**THE PROBLEM:** Every line below that holds the string "color" should be copied out.

-- Start --

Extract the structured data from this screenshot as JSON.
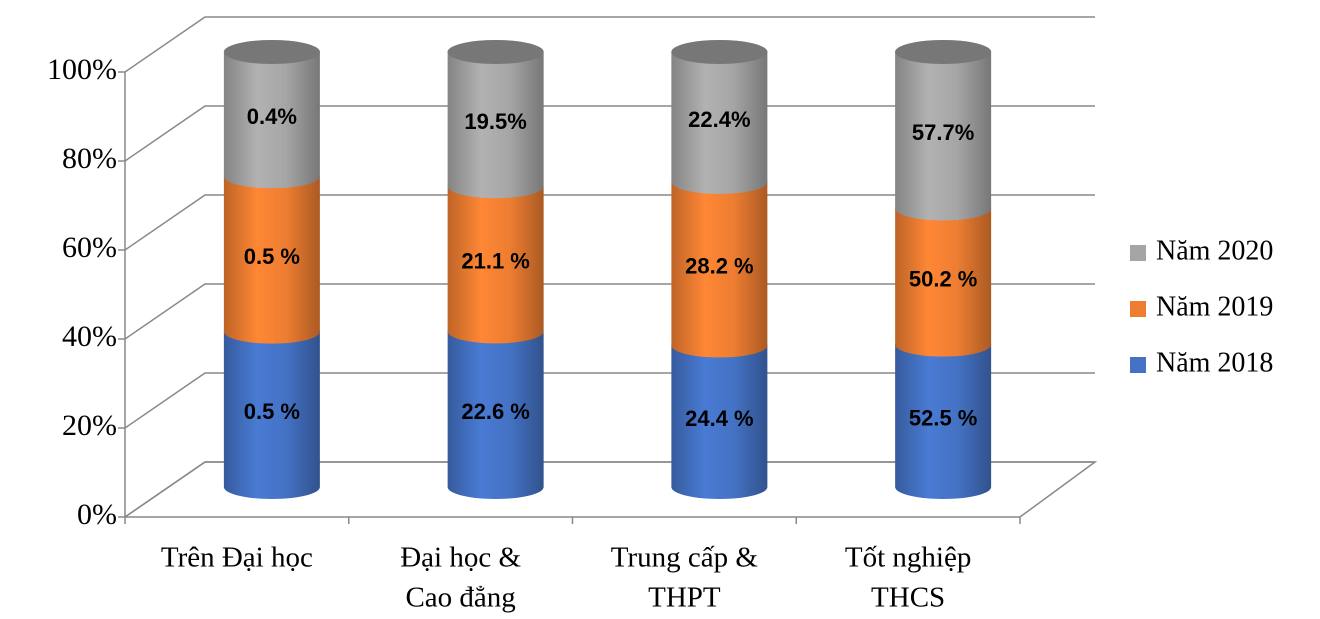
{
  "chart_data": {
    "type": "bar",
    "stacking": "percent",
    "projection": "3d-cylinder",
    "categories": [
      [
        "Trên Đại học"
      ],
      [
        "Đại học &",
        "Cao đẳng"
      ],
      [
        "Trung cấp &",
        "THPT"
      ],
      [
        "Tốt nghiệp",
        "THCS"
      ]
    ],
    "series": [
      {
        "name": "Năm 2018",
        "color": "#4472c4",
        "values": [
          0.5,
          22.6,
          24.4,
          52.5
        ],
        "value_labels": [
          "0.5 %",
          "22.6 %",
          "24.4 %",
          "52.5 %"
        ]
      },
      {
        "name": "Năm 2019",
        "color": "#ed7d31",
        "values": [
          0.5,
          21.1,
          28.2,
          50.2
        ],
        "value_labels": [
          "0.5 %",
          "21.1 %",
          "28.2 %",
          "50.2 %"
        ]
      },
      {
        "name": "Năm 2020",
        "color": "#a5a5a5",
        "values": [
          0.4,
          19.5,
          22.4,
          57.7
        ],
        "value_labels": [
          "0.4%",
          "19.5%",
          "22.4%",
          "57.7%"
        ]
      }
    ],
    "ylim": [
      0,
      100
    ],
    "yticks": [
      {
        "value": 0,
        "label": "0%"
      },
      {
        "value": 20,
        "label": "20%"
      },
      {
        "value": 40,
        "label": "40%"
      },
      {
        "value": 60,
        "label": "60%"
      },
      {
        "value": 80,
        "label": "80%"
      },
      {
        "value": 100,
        "label": "100%"
      }
    ],
    "grid": true,
    "legend": "right"
  }
}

-- End --

**EXPECTED ANSWER:**
        "color": "#4472c4",
        "color": "#ed7d31",
        "color": "#a5a5a5",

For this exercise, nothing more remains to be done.